__Exercise objective__
Skip all pictures, then print the remaining material exactly.

__Rows from a figure dataset__
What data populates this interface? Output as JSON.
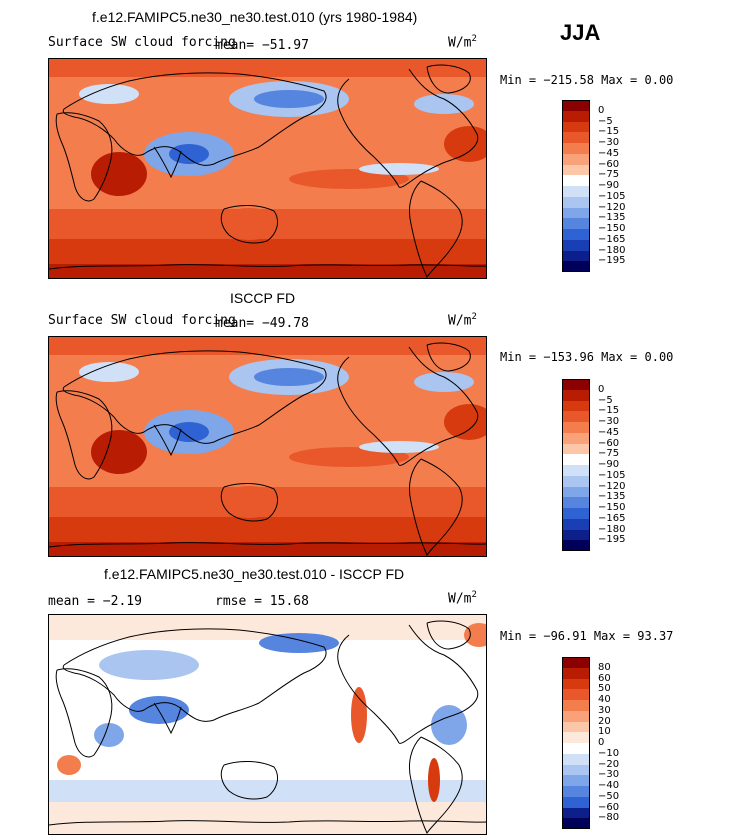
{
  "season": "JJA",
  "units_label": "W/m",
  "units_sup": "2",
  "panels": [
    {
      "title": "f.e12.FAMIPC5.ne30_ne30.test.010 (yrs 1980-1984)",
      "variable": "Surface SW cloud forcing",
      "mean_text": "mean= −51.97",
      "rmse_text": "",
      "minmax_text": "Min = −215.58 Max =    0.00",
      "legend": "abs"
    },
    {
      "title": "ISCCP FD",
      "variable": "Surface SW cloud forcing",
      "mean_text": "mean= −49.78",
      "rmse_text": "",
      "minmax_text": "Min = −153.96 Max =    0.00",
      "legend": "abs"
    },
    {
      "title": "f.e12.FAMIPC5.ne30_ne30.test.010 - ISCCP FD",
      "variable": "",
      "mean_text": "mean =   −2.19",
      "rmse_text": "rmse =   15.68",
      "minmax_text": "Min = −96.91 Max =  93.37",
      "legend": "diff"
    }
  ],
  "chart_data": [
    {
      "type": "heatmap",
      "title": "f.e12.FAMIPC5.ne30_ne30.test.010 (yrs 1980-1984)",
      "subtitle": "Surface SW cloud forcing",
      "units": "W/m2",
      "mean": -51.97,
      "min": -215.58,
      "max": 0.0,
      "levels": [
        0,
        -5,
        -15,
        -30,
        -45,
        -60,
        -75,
        -90,
        -105,
        -120,
        -135,
        -150,
        -165,
        -180,
        -195
      ],
      "colors": [
        "#8b0000",
        "#b81d04",
        "#d63a0e",
        "#e8582a",
        "#f47d4e",
        "#f9a27a",
        "#fcc7a8",
        "#ffffff",
        "#cfe0f7",
        "#a9c5f0",
        "#7fa6e8",
        "#5585de",
        "#2f62d2",
        "#1a3fb5",
        "#0c1f8a",
        "#00005a"
      ]
    },
    {
      "type": "heatmap",
      "title": "ISCCP FD",
      "subtitle": "Surface SW cloud forcing",
      "units": "W/m2",
      "mean": -49.78,
      "min": -153.96,
      "max": 0.0,
      "levels": [
        0,
        -5,
        -15,
        -30,
        -45,
        -60,
        -75,
        -90,
        -105,
        -120,
        -135,
        -150,
        -165,
        -180,
        -195
      ],
      "colors": [
        "#8b0000",
        "#b81d04",
        "#d63a0e",
        "#e8582a",
        "#f47d4e",
        "#f9a27a",
        "#fcc7a8",
        "#ffffff",
        "#cfe0f7",
        "#a9c5f0",
        "#7fa6e8",
        "#5585de",
        "#2f62d2",
        "#1a3fb5",
        "#0c1f8a",
        "#00005a"
      ]
    },
    {
      "type": "heatmap",
      "title": "f.e12.FAMIPC5.ne30_ne30.test.010 - ISCCP FD",
      "units": "W/m2",
      "mean": -2.19,
      "rmse": 15.68,
      "min": -96.91,
      "max": 93.37,
      "levels": [
        80,
        60,
        50,
        40,
        30,
        20,
        10,
        0,
        -10,
        -20,
        -30,
        -40,
        -50,
        -60,
        -80
      ],
      "colors": [
        "#8b0000",
        "#b81d04",
        "#d63a0e",
        "#e8582a",
        "#f47d4e",
        "#f9a27a",
        "#fcc7a8",
        "#fde9dc",
        "#ffffff",
        "#cfe0f7",
        "#a9c5f0",
        "#7fa6e8",
        "#5585de",
        "#2f62d2",
        "#0c1f8a",
        "#00005a"
      ]
    }
  ]
}
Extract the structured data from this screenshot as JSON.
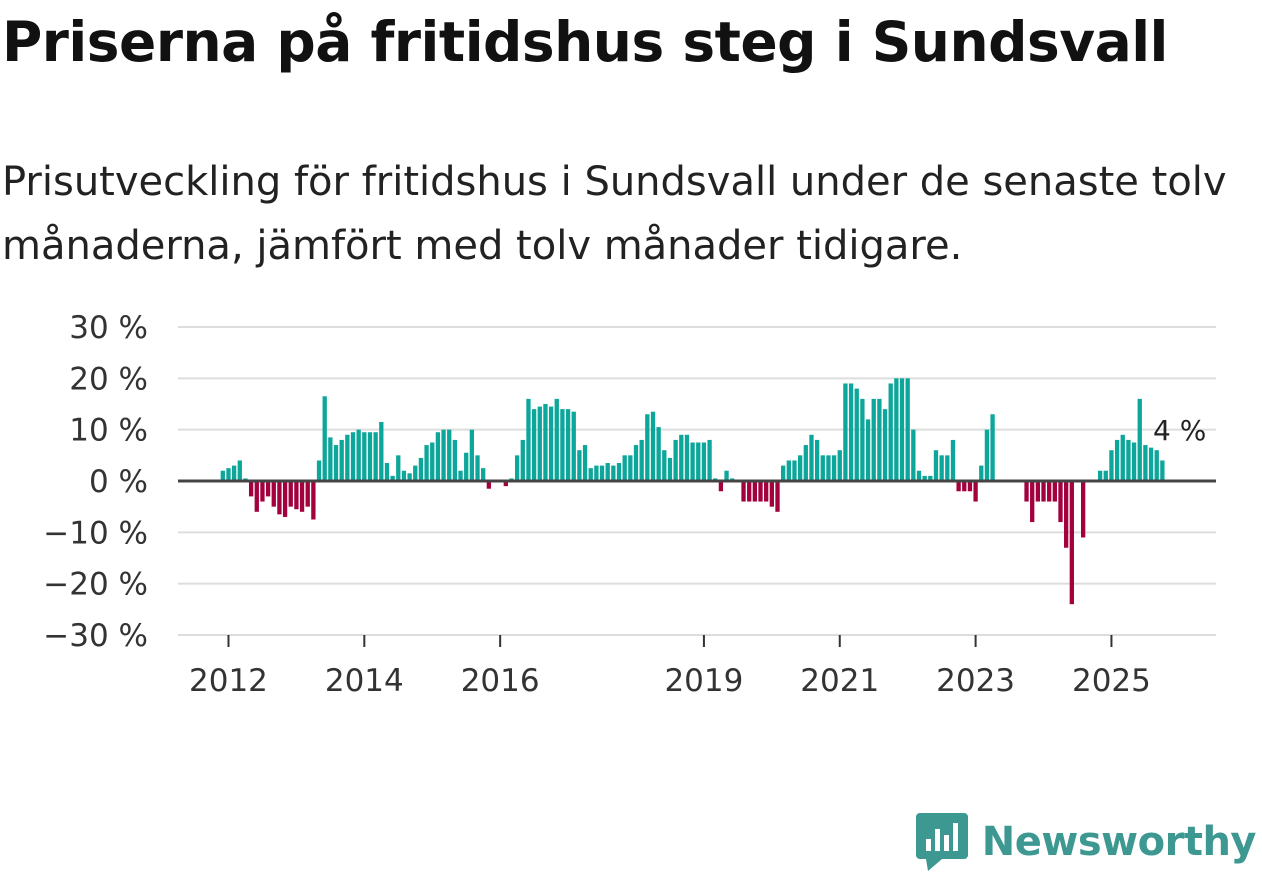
{
  "title": "Priserna på fritidshus steg i Sundsvall",
  "subtitle": "Prisutveckling för fritidshus i Sundsvall under de senaste tolv månaderna, jämfört med tolv månader tidigare.",
  "brand": {
    "name": "Newsworthy",
    "icon": "newsworthy-logo-icon",
    "color": "#3d9891"
  },
  "colors": {
    "positive": "#0ca69a",
    "negative": "#a3003e",
    "grid": "#dddddd",
    "zero": "#444444"
  },
  "chart_data": {
    "type": "bar",
    "title": "Priserna på fritidshus steg i Sundsvall",
    "xlabel": "",
    "ylabel": "",
    "ylim": [
      -30,
      30
    ],
    "y_ticks": [
      {
        "value": 30,
        "label": "30 %"
      },
      {
        "value": 20,
        "label": "20 %"
      },
      {
        "value": 10,
        "label": "10 %"
      },
      {
        "value": 0,
        "label": "0 %"
      },
      {
        "value": -10,
        "label": "−10 %"
      },
      {
        "value": -20,
        "label": "−20 %"
      },
      {
        "value": -30,
        "label": "−30 %"
      }
    ],
    "x_ticks": [
      {
        "label": "2012",
        "index": 3
      },
      {
        "label": "2014",
        "index": 27
      },
      {
        "label": "2016",
        "index": 51
      },
      {
        "label": "2019",
        "index": 87
      },
      {
        "label": "2021",
        "index": 111
      },
      {
        "label": "2023",
        "index": 135
      },
      {
        "label": "2025",
        "index": 159
      }
    ],
    "start": "2011-10",
    "frequency": "monthly",
    "annotation": {
      "label": "4 %",
      "index": 166,
      "value": 4
    },
    "values": [
      null,
      null,
      2,
      2.5,
      3,
      4,
      0.5,
      -3,
      -6,
      -4,
      -3,
      -5,
      -6.5,
      -7,
      -5,
      -5.5,
      -6,
      -5,
      -7.5,
      4,
      16.5,
      8.5,
      7,
      8,
      9,
      9.5,
      10,
      9.5,
      9.5,
      9.5,
      11.5,
      3.5,
      1,
      5,
      2,
      1.5,
      3,
      4.5,
      7,
      7.5,
      9.5,
      10,
      10,
      8,
      2,
      5.5,
      10,
      5,
      2.5,
      -1.5,
      0,
      0,
      -1,
      0.5,
      5,
      8,
      16,
      14,
      14.5,
      15,
      14.5,
      16,
      14,
      14,
      13.5,
      6,
      7,
      2.5,
      3,
      3,
      3.5,
      3,
      3.5,
      5,
      5,
      7,
      8,
      13,
      13.5,
      10.5,
      6,
      4.5,
      8,
      9,
      9,
      7.5,
      7.5,
      7.5,
      8,
      0.5,
      -2,
      2,
      0.5,
      0,
      -4,
      -4,
      -4,
      -4,
      -4,
      -5,
      -6,
      3,
      4,
      4,
      5,
      7,
      9,
      8,
      5,
      5,
      5,
      6,
      19,
      19,
      18,
      16,
      12,
      16,
      16,
      14,
      19,
      20,
      20,
      20,
      10,
      2,
      1,
      1,
      6,
      5,
      5,
      8,
      -2,
      -2,
      -2,
      -4,
      3,
      10,
      13,
      null,
      null,
      null,
      null,
      null,
      -4,
      -8,
      -4,
      -4,
      -4,
      -4,
      -8,
      -13,
      -24,
      null,
      -11,
      null,
      null,
      2,
      2,
      6,
      8,
      9,
      8,
      7.5,
      16,
      7,
      6.5,
      6,
      4
    ]
  }
}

__Exercise answer__
What data populates this interface? Output as JSON.
{
  "season": "JJA",
  "units_label": "W/m",
  "units_sup": "2",
  "panels": [
    {
      "title": "f.e12.FAMIPC5.ne30_ne30.test.010 (yrs 1980-1984)",
      "variable": "Surface SW cloud forcing",
      "mean_text": "mean= −51.97",
      "rmse_text": "",
      "minmax_text": "Min = −215.58 Max =    0.00",
      "legend": "abs"
    },
    {
      "title": "ISCCP FD",
      "variable": "Surface SW cloud forcing",
      "mean_text": "mean= −49.78",
      "rmse_text": "",
      "minmax_text": "Min = −153.96 Max =    0.00",
      "legend": "abs"
    },
    {
      "title": "f.e12.FAMIPC5.ne30_ne30.test.010 - ISCCP FD",
      "variable": "",
      "mean_text": "mean =   −2.19",
      "rmse_text": "rmse =   15.68",
      "minmax_text": "Min = −96.91 Max =  93.37",
      "legend": "diff"
    }
  ],
  "chart_data": [
    {
      "type": "heatmap",
      "title": "f.e12.FAMIPC5.ne30_ne30.test.010 (yrs 1980-1984)",
      "subtitle": "Surface SW cloud forcing",
      "units": "W/m2",
      "mean": -51.97,
      "min": -215.58,
      "max": 0.0,
      "levels": [
        0,
        -5,
        -15,
        -30,
        -45,
        -60,
        -75,
        -90,
        -105,
        -120,
        -135,
        -150,
        -165,
        -180,
        -195
      ],
      "colors": [
        "#8b0000",
        "#b81d04",
        "#d63a0e",
        "#e8582a",
        "#f47d4e",
        "#f9a27a",
        "#fcc7a8",
        "#ffffff",
        "#cfe0f7",
        "#a9c5f0",
        "#7fa6e8",
        "#5585de",
        "#2f62d2",
        "#1a3fb5",
        "#0c1f8a",
        "#00005a"
      ]
    },
    {
      "type": "heatmap",
      "title": "ISCCP FD",
      "subtitle": "Surface SW cloud forcing",
      "units": "W/m2",
      "mean": -49.78,
      "min": -153.96,
      "max": 0.0,
      "levels": [
        0,
        -5,
        -15,
        -30,
        -45,
        -60,
        -75,
        -90,
        -105,
        -120,
        -135,
        -150,
        -165,
        -180,
        -195
      ],
      "colors": [
        "#8b0000",
        "#b81d04",
        "#d63a0e",
        "#e8582a",
        "#f47d4e",
        "#f9a27a",
        "#fcc7a8",
        "#ffffff",
        "#cfe0f7",
        "#a9c5f0",
        "#7fa6e8",
        "#5585de",
        "#2f62d2",
        "#1a3fb5",
        "#0c1f8a",
        "#00005a"
      ]
    },
    {
      "type": "heatmap",
      "title": "f.e12.FAMIPC5.ne30_ne30.test.010 - ISCCP FD",
      "units": "W/m2",
      "mean": -2.19,
      "rmse": 15.68,
      "min": -96.91,
      "max": 93.37,
      "levels": [
        80,
        60,
        50,
        40,
        30,
        20,
        10,
        0,
        -10,
        -20,
        -30,
        -40,
        -50,
        -60,
        -80
      ],
      "colors": [
        "#8b0000",
        "#b81d04",
        "#d63a0e",
        "#e8582a",
        "#f47d4e",
        "#f9a27a",
        "#fcc7a8",
        "#fde9dc",
        "#ffffff",
        "#cfe0f7",
        "#a9c5f0",
        "#7fa6e8",
        "#5585de",
        "#2f62d2",
        "#0c1f8a",
        "#00005a"
      ]
    }
  ]
}
Extract the structured data from this screenshot as JSON.
{
  "title": "Priserna på fritidshus steg i Sundsvall",
  "subtitle": "Prisutveckling för fritidshus i Sundsvall under de senaste tolv månaderna, jämfört med tolv månader tidigare.",
  "brand": {
    "name": "Newsworthy",
    "icon": "newsworthy-logo-icon",
    "color": "#3d9891"
  },
  "colors": {
    "positive": "#0ca69a",
    "negative": "#a3003e",
    "grid": "#dddddd",
    "zero": "#444444"
  },
  "chart_data": {
    "type": "bar",
    "title": "Priserna på fritidshus steg i Sundsvall",
    "xlabel": "",
    "ylabel": "",
    "ylim": [
      -30,
      30
    ],
    "y_ticks": [
      {
        "value": 30,
        "label": "30 %"
      },
      {
        "value": 20,
        "label": "20 %"
      },
      {
        "value": 10,
        "label": "10 %"
      },
      {
        "value": 0,
        "label": "0 %"
      },
      {
        "value": -10,
        "label": "−10 %"
      },
      {
        "value": -20,
        "label": "−20 %"
      },
      {
        "value": -30,
        "label": "−30 %"
      }
    ],
    "x_ticks": [
      {
        "label": "2012",
        "index": 3
      },
      {
        "label": "2014",
        "index": 27
      },
      {
        "label": "2016",
        "index": 51
      },
      {
        "label": "2019",
        "index": 87
      },
      {
        "label": "2021",
        "index": 111
      },
      {
        "label": "2023",
        "index": 135
      },
      {
        "label": "2025",
        "index": 159
      }
    ],
    "start": "2011-10",
    "frequency": "monthly",
    "annotation": {
      "label": "4 %",
      "index": 166,
      "value": 4
    },
    "values": [
      null,
      null,
      2,
      2.5,
      3,
      4,
      0.5,
      -3,
      -6,
      -4,
      -3,
      -5,
      -6.5,
      -7,
      -5,
      -5.5,
      -6,
      -5,
      -7.5,
      4,
      16.5,
      8.5,
      7,
      8,
      9,
      9.5,
      10,
      9.5,
      9.5,
      9.5,
      11.5,
      3.5,
      1,
      5,
      2,
      1.5,
      3,
      4.5,
      7,
      7.5,
      9.5,
      10,
      10,
      8,
      2,
      5.5,
      10,
      5,
      2.5,
      -1.5,
      0,
      0,
      -1,
      0.5,
      5,
      8,
      16,
      14,
      14.5,
      15,
      14.5,
      16,
      14,
      14,
      13.5,
      6,
      7,
      2.5,
      3,
      3,
      3.5,
      3,
      3.5,
      5,
      5,
      7,
      8,
      13,
      13.5,
      10.5,
      6,
      4.5,
      8,
      9,
      9,
      7.5,
      7.5,
      7.5,
      8,
      0.5,
      -2,
      2,
      0.5,
      0,
      -4,
      -4,
      -4,
      -4,
      -4,
      -5,
      -6,
      3,
      4,
      4,
      5,
      7,
      9,
      8,
      5,
      5,
      5,
      6,
      19,
      19,
      18,
      16,
      12,
      16,
      16,
      14,
      19,
      20,
      20,
      20,
      10,
      2,
      1,
      1,
      6,
      5,
      5,
      8,
      -2,
      -2,
      -2,
      -4,
      3,
      10,
      13,
      null,
      null,
      null,
      null,
      null,
      -4,
      -8,
      -4,
      -4,
      -4,
      -4,
      -8,
      -13,
      -24,
      null,
      -11,
      null,
      null,
      2,
      2,
      6,
      8,
      9,
      8,
      7.5,
      16,
      7,
      6.5,
      6,
      4
    ]
  }
}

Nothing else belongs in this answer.